■ **WHAT TO WORK ON**
Quote the records below in full, exactly as given, with the images taken out.

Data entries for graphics
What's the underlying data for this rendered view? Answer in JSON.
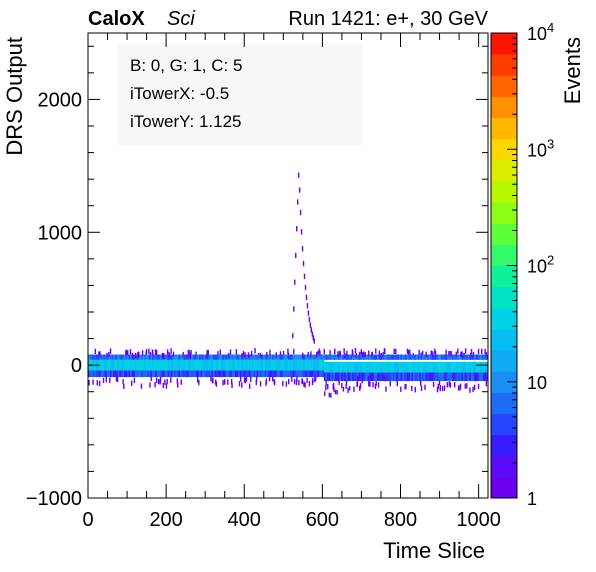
{
  "header": {
    "brand": "CaloX",
    "brand_sub": "Sci",
    "run_label": "Run 1421: e+, 30 GeV"
  },
  "info_box": {
    "line1": "B: 0, G: 1, C: 5",
    "line2": "iTowerX: -0.5",
    "line3": "iTowerY: 1.125"
  },
  "chart_data": {
    "type": "heatmap",
    "title": "",
    "xlabel": "Time Slice",
    "ylabel": "DRS Output",
    "xlim": [
      0,
      1024
    ],
    "ylim": [
      -1000,
      2500
    ],
    "x_ticks": [
      0,
      200,
      400,
      600,
      800,
      1000
    ],
    "x_tick_labels": [
      "0",
      "200",
      "400",
      "600",
      "800",
      "1000"
    ],
    "y_ticks": [
      -1000,
      0,
      1000,
      2000
    ],
    "y_tick_labels": [
      "−1000",
      "0",
      "1000",
      "2000"
    ],
    "colorbar": {
      "label": "Events",
      "scale": "log",
      "range": [
        1,
        10000
      ],
      "tick_values": [
        1,
        10,
        100,
        1000,
        10000
      ],
      "tick_labels": [
        {
          "base": "1",
          "exp": ""
        },
        {
          "base": "10",
          "exp": ""
        },
        {
          "base": "10",
          "exp": "2"
        },
        {
          "base": "10",
          "exp": "3"
        },
        {
          "base": "10",
          "exp": "4"
        }
      ],
      "colors": [
        "#6a00ee",
        "#5a0cf8",
        "#3a1cfe",
        "#2446fc",
        "#1e6cf4",
        "#1a8ef2",
        "#12aaf2",
        "#06bef2",
        "#00d2e6",
        "#00e4c4",
        "#10f09a",
        "#32fa6a",
        "#5efe3a",
        "#8cfe16",
        "#b6f800",
        "#dcec00",
        "#f8d800",
        "#ffb800",
        "#ff9000",
        "#ff6600",
        "#ff3c00",
        "#ff1400"
      ]
    },
    "baseline": {
      "x_range": [
        0,
        1024
      ],
      "core_y": [
        -40,
        40
      ],
      "band_y": [
        -90,
        80
      ],
      "noise_y": [
        -150,
        120
      ],
      "shift_after_signal": -30
    },
    "signal_pulse": {
      "start": 520,
      "rise_end": 538,
      "fall_end": 600,
      "peak": 1450,
      "undershoot": -250,
      "undershoot_range": [
        600,
        760
      ]
    }
  }
}
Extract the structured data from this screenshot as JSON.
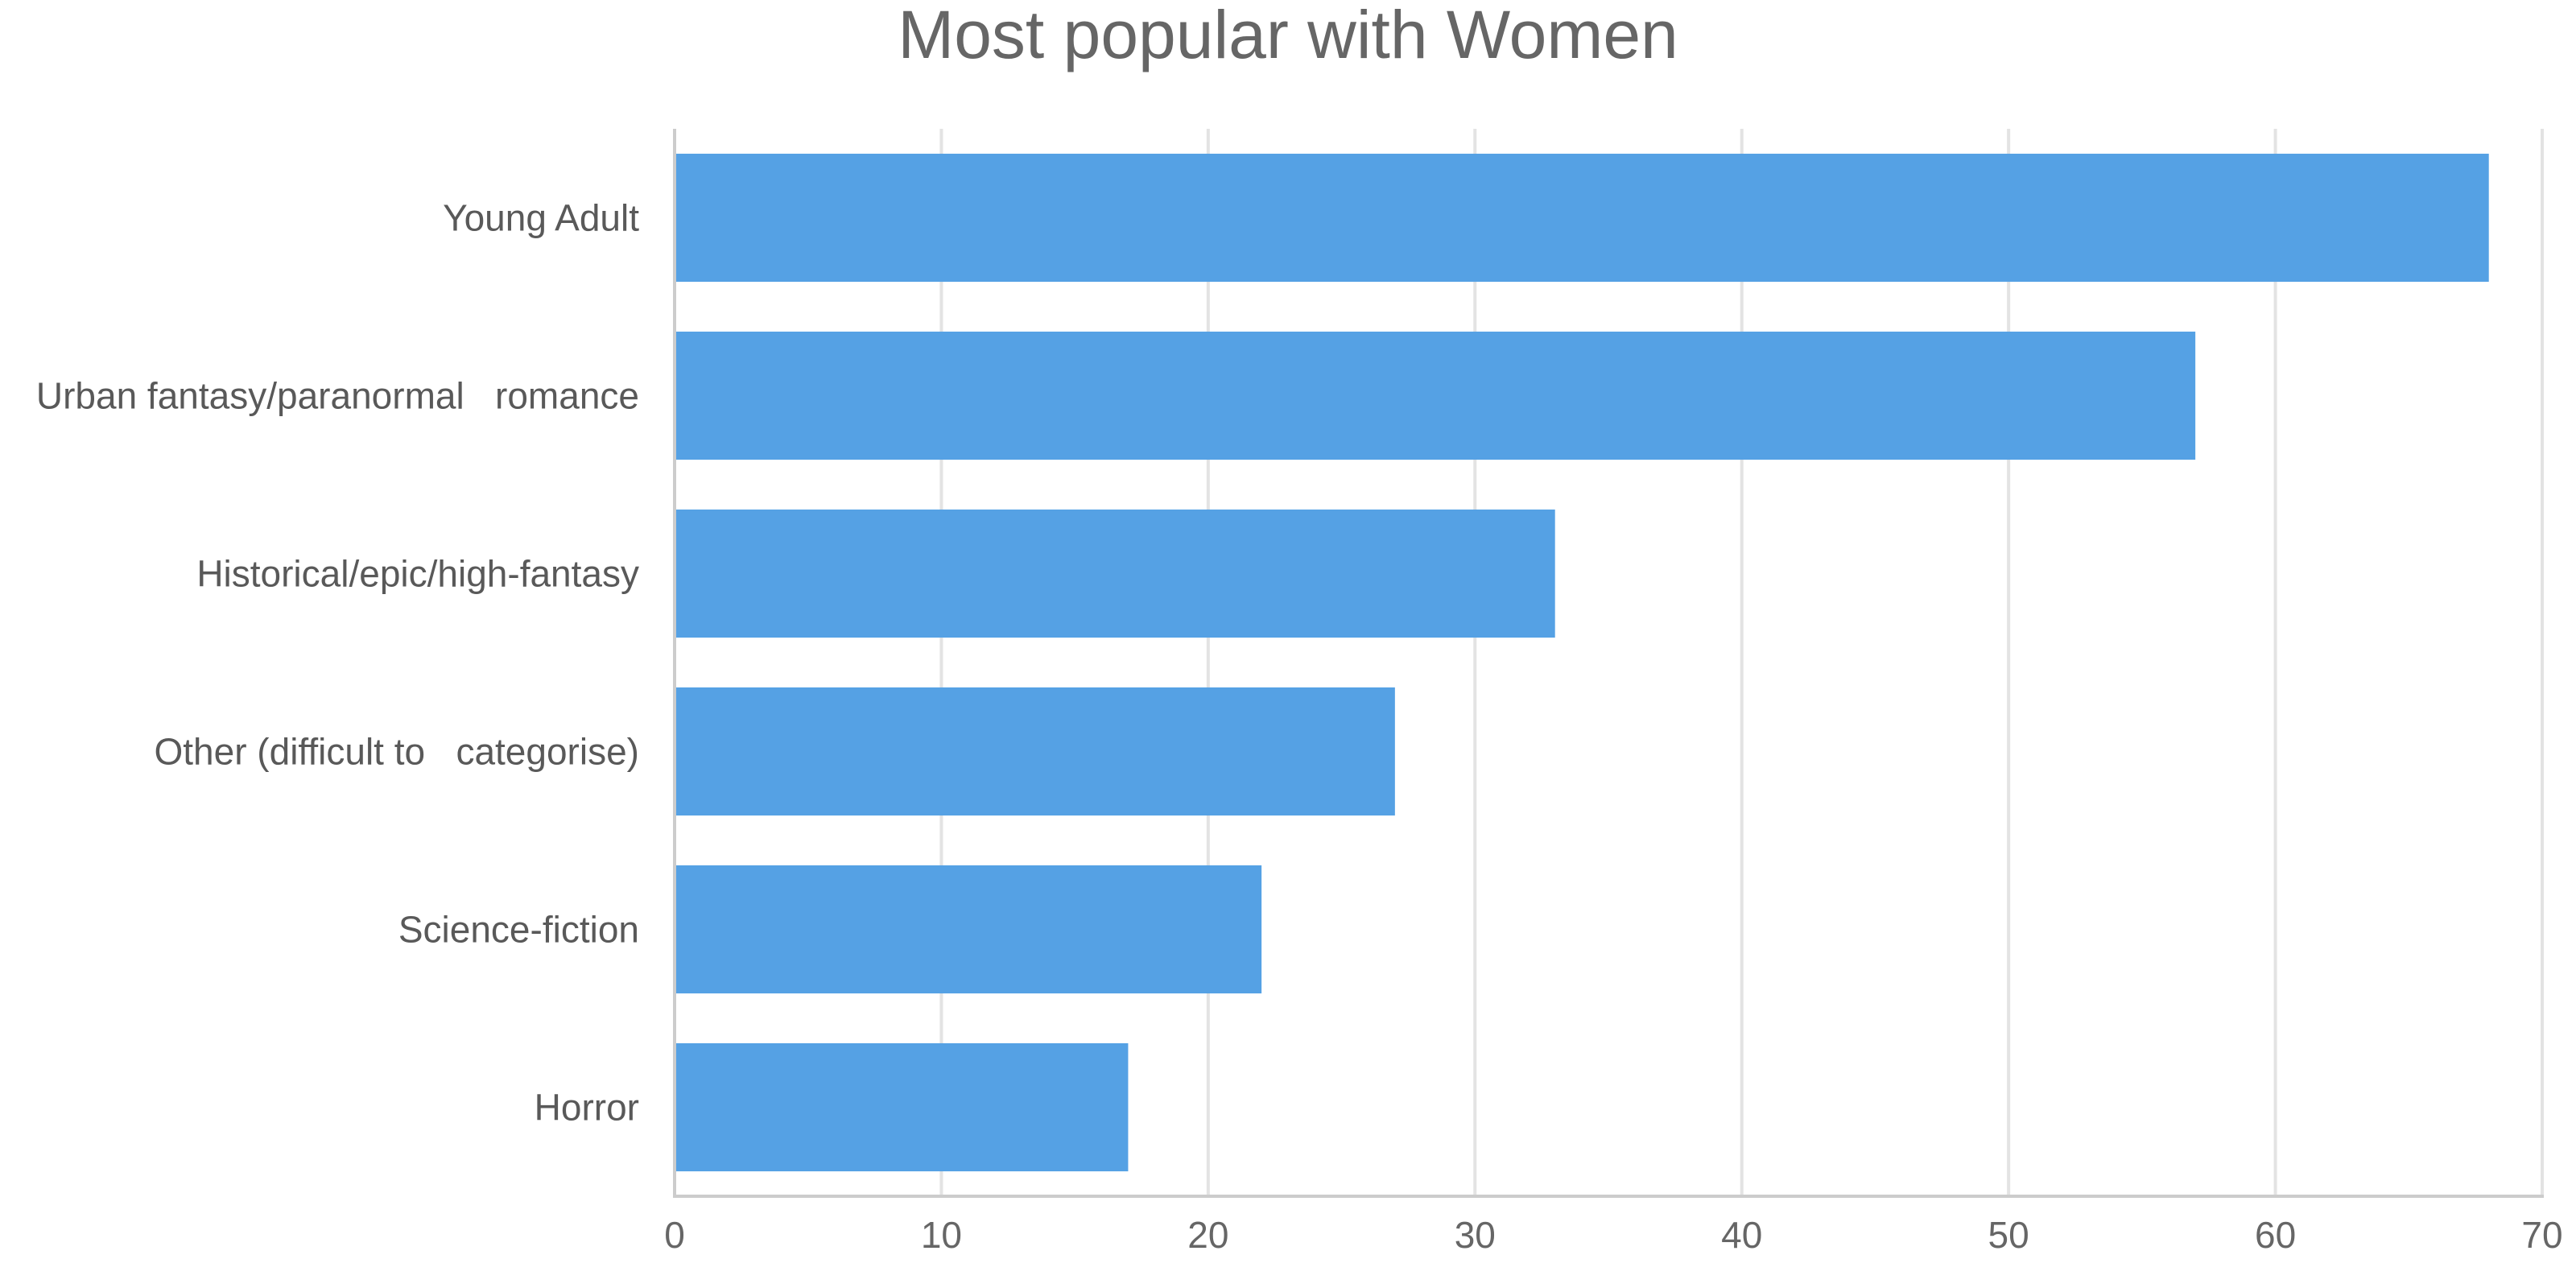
{
  "chart_data": {
    "type": "bar",
    "orientation": "horizontal",
    "title": "Most popular with Women",
    "categories": [
      "Young Adult",
      "Urban fantasy/paranormal   romance",
      "Historical/epic/high-fantasy",
      "Other (difficult to   categorise)",
      "Science-fiction",
      "Horror"
    ],
    "values": [
      68,
      57,
      33,
      27,
      22,
      17
    ],
    "xlim": [
      0,
      70
    ],
    "xticks": [
      0,
      10,
      20,
      30,
      40,
      50,
      60,
      70
    ],
    "grid": true,
    "legend": "none",
    "bar_color": "#55a1e4"
  }
}
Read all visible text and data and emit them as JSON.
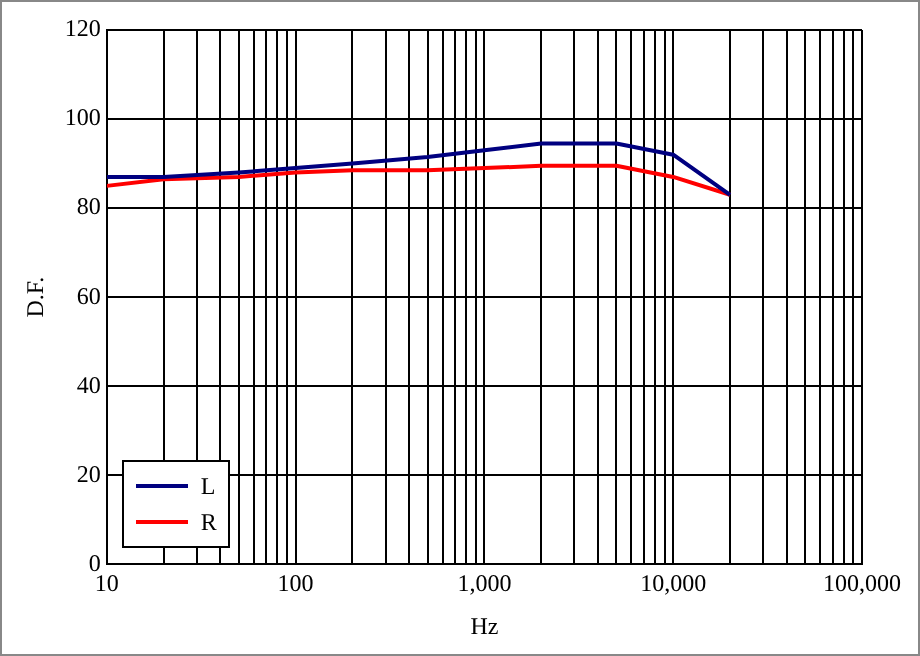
{
  "chart_data": {
    "type": "line",
    "xlabel": "Hz",
    "ylabel": "D.F.",
    "x": [
      10,
      20,
      50,
      100,
      200,
      500,
      1000,
      2000,
      5000,
      10000,
      20000
    ],
    "series": [
      {
        "name": "L",
        "color": "#000080",
        "values": [
          87,
          87,
          88,
          89,
          90,
          91.5,
          93,
          94.5,
          94.5,
          92,
          83
        ]
      },
      {
        "name": "R",
        "color": "#ff0000",
        "values": [
          85,
          86.5,
          87,
          88,
          88.5,
          88.5,
          89,
          89.5,
          89.5,
          87,
          83
        ]
      }
    ],
    "log": "x",
    "xlim": [
      10,
      100000
    ],
    "xticks": [
      {
        "value": 10,
        "label": "10"
      },
      {
        "value": 20,
        "label": null
      },
      {
        "value": 30,
        "label": null
      },
      {
        "value": 40,
        "label": null
      },
      {
        "value": 50,
        "label": null
      },
      {
        "value": 60,
        "label": null
      },
      {
        "value": 70,
        "label": null
      },
      {
        "value": 80,
        "label": null
      },
      {
        "value": 90,
        "label": null
      },
      {
        "value": 100,
        "label": "100"
      },
      {
        "value": 200,
        "label": null
      },
      {
        "value": 300,
        "label": null
      },
      {
        "value": 400,
        "label": null
      },
      {
        "value": 500,
        "label": null
      },
      {
        "value": 600,
        "label": null
      },
      {
        "value": 700,
        "label": null
      },
      {
        "value": 800,
        "label": null
      },
      {
        "value": 900,
        "label": null
      },
      {
        "value": 1000,
        "label": "1,000"
      },
      {
        "value": 2000,
        "label": null
      },
      {
        "value": 3000,
        "label": null
      },
      {
        "value": 4000,
        "label": null
      },
      {
        "value": 5000,
        "label": null
      },
      {
        "value": 6000,
        "label": null
      },
      {
        "value": 7000,
        "label": null
      },
      {
        "value": 8000,
        "label": null
      },
      {
        "value": 9000,
        "label": null
      },
      {
        "value": 10000,
        "label": "10,000"
      },
      {
        "value": 20000,
        "label": null
      },
      {
        "value": 30000,
        "label": null
      },
      {
        "value": 40000,
        "label": null
      },
      {
        "value": 50000,
        "label": null
      },
      {
        "value": 60000,
        "label": null
      },
      {
        "value": 70000,
        "label": null
      },
      {
        "value": 80000,
        "label": null
      },
      {
        "value": 90000,
        "label": null
      },
      {
        "value": 100000,
        "label": "100,000"
      }
    ],
    "ylim": [
      0,
      120
    ],
    "yticks": [
      0,
      20,
      40,
      60,
      80,
      100,
      120
    ],
    "grid": true,
    "legend": "bottom left",
    "marker": "none",
    "line_style": "solid"
  }
}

■ **RESULT**
What's the underlying data for this rendered view? Answer in JSON.
{
  "header": {
    "brand": "CaloX",
    "brand_sub": "Sci",
    "run_label": "Run 1421: e+, 30 GeV"
  },
  "info_box": {
    "line1": "B: 0, G: 1, C: 5",
    "line2": "iTowerX: -0.5",
    "line3": "iTowerY: 1.125"
  },
  "chart_data": {
    "type": "heatmap",
    "title": "",
    "xlabel": "Time Slice",
    "ylabel": "DRS Output",
    "xlim": [
      0,
      1024
    ],
    "ylim": [
      -1000,
      2500
    ],
    "x_ticks": [
      0,
      200,
      400,
      600,
      800,
      1000
    ],
    "x_tick_labels": [
      "0",
      "200",
      "400",
      "600",
      "800",
      "1000"
    ],
    "y_ticks": [
      -1000,
      0,
      1000,
      2000
    ],
    "y_tick_labels": [
      "−1000",
      "0",
      "1000",
      "2000"
    ],
    "colorbar": {
      "label": "Events",
      "scale": "log",
      "range": [
        1,
        10000
      ],
      "tick_values": [
        1,
        10,
        100,
        1000,
        10000
      ],
      "tick_labels": [
        {
          "base": "1",
          "exp": ""
        },
        {
          "base": "10",
          "exp": ""
        },
        {
          "base": "10",
          "exp": "2"
        },
        {
          "base": "10",
          "exp": "3"
        },
        {
          "base": "10",
          "exp": "4"
        }
      ],
      "colors": [
        "#6a00ee",
        "#5a0cf8",
        "#3a1cfe",
        "#2446fc",
        "#1e6cf4",
        "#1a8ef2",
        "#12aaf2",
        "#06bef2",
        "#00d2e6",
        "#00e4c4",
        "#10f09a",
        "#32fa6a",
        "#5efe3a",
        "#8cfe16",
        "#b6f800",
        "#dcec00",
        "#f8d800",
        "#ffb800",
        "#ff9000",
        "#ff6600",
        "#ff3c00",
        "#ff1400"
      ]
    },
    "baseline": {
      "x_range": [
        0,
        1024
      ],
      "core_y": [
        -40,
        40
      ],
      "band_y": [
        -90,
        80
      ],
      "noise_y": [
        -150,
        120
      ],
      "shift_after_signal": -30
    },
    "signal_pulse": {
      "start": 520,
      "rise_end": 538,
      "fall_end": 600,
      "peak": 1450,
      "undershoot": -250,
      "undershoot_range": [
        600,
        760
      ]
    }
  }
}
Extract the structured data from this screenshot as JSON.
{
  "chart_data": {
    "type": "bar",
    "orientation": "horizontal",
    "title": "Most popular with Women",
    "categories": [
      "Young Adult",
      "Urban fantasy/paranormal   romance",
      "Historical/epic/high-fantasy",
      "Other (difficult to   categorise)",
      "Science-fiction",
      "Horror"
    ],
    "values": [
      68,
      57,
      33,
      27,
      22,
      17
    ],
    "xlim": [
      0,
      70
    ],
    "xticks": [
      0,
      10,
      20,
      30,
      40,
      50,
      60,
      70
    ],
    "grid": true,
    "legend": "none",
    "bar_color": "#55a1e4"
  }
}
Read all visible text and data and emit them as JSON.
{
  "chart_data": {
    "type": "line",
    "xlabel": "Hz",
    "ylabel": "D.F.",
    "x": [
      10,
      20,
      50,
      100,
      200,
      500,
      1000,
      2000,
      5000,
      10000,
      20000
    ],
    "series": [
      {
        "name": "L",
        "color": "#000080",
        "values": [
          87,
          87,
          88,
          89,
          90,
          91.5,
          93,
          94.5,
          94.5,
          92,
          83
        ]
      },
      {
        "name": "R",
        "color": "#ff0000",
        "values": [
          85,
          86.5,
          87,
          88,
          88.5,
          88.5,
          89,
          89.5,
          89.5,
          87,
          83
        ]
      }
    ],
    "log": "x",
    "xlim": [
      10,
      100000
    ],
    "xticks": [
      {
        "value": 10,
        "label": "10"
      },
      {
        "value": 20,
        "label": null
      },
      {
        "value": 30,
        "label": null
      },
      {
        "value": 40,
        "label": null
      },
      {
        "value": 50,
        "label": null
      },
      {
        "value": 60,
        "label": null
      },
      {
        "value": 70,
        "label": null
      },
      {
        "value": 80,
        "label": null
      },
      {
        "value": 90,
        "label": null
      },
      {
        "value": 100,
        "label": "100"
      },
      {
        "value": 200,
        "label": null
      },
      {
        "value": 300,
        "label": null
      },
      {
        "value": 400,
        "label": null
      },
      {
        "value": 500,
        "label": null
      },
      {
        "value": 600,
        "label": null
      },
      {
        "value": 700,
        "label": null
      },
      {
        "value": 800,
        "label": null
      },
      {
        "value": 900,
        "label": null
      },
      {
        "value": 1000,
        "label": "1,000"
      },
      {
        "value": 2000,
        "label": null
      },
      {
        "value": 3000,
        "label": null
      },
      {
        "value": 4000,
        "label": null
      },
      {
        "value": 5000,
        "label": null
      },
      {
        "value": 6000,
        "label": null
      },
      {
        "value": 7000,
        "label": null
      },
      {
        "value": 8000,
        "label": null
      },
      {
        "value": 9000,
        "label": null
      },
      {
        "value": 10000,
        "label": "10,000"
      },
      {
        "value": 20000,
        "label": null
      },
      {
        "value": 30000,
        "label": null
      },
      {
        "value": 40000,
        "label": null
      },
      {
        "value": 50000,
        "label": null
      },
      {
        "value": 60000,
        "label": null
      },
      {
        "value": 70000,
        "label": null
      },
      {
        "value": 80000,
        "label": null
      },
      {
        "value": 90000,
        "label": null
      },
      {
        "value": 100000,
        "label": "100,000"
      }
    ],
    "ylim": [
      0,
      120
    ],
    "yticks": [
      0,
      20,
      40,
      60,
      80,
      100,
      120
    ],
    "grid": true,
    "legend": "bottom left",
    "marker": "none",
    "line_style": "solid"
  }
}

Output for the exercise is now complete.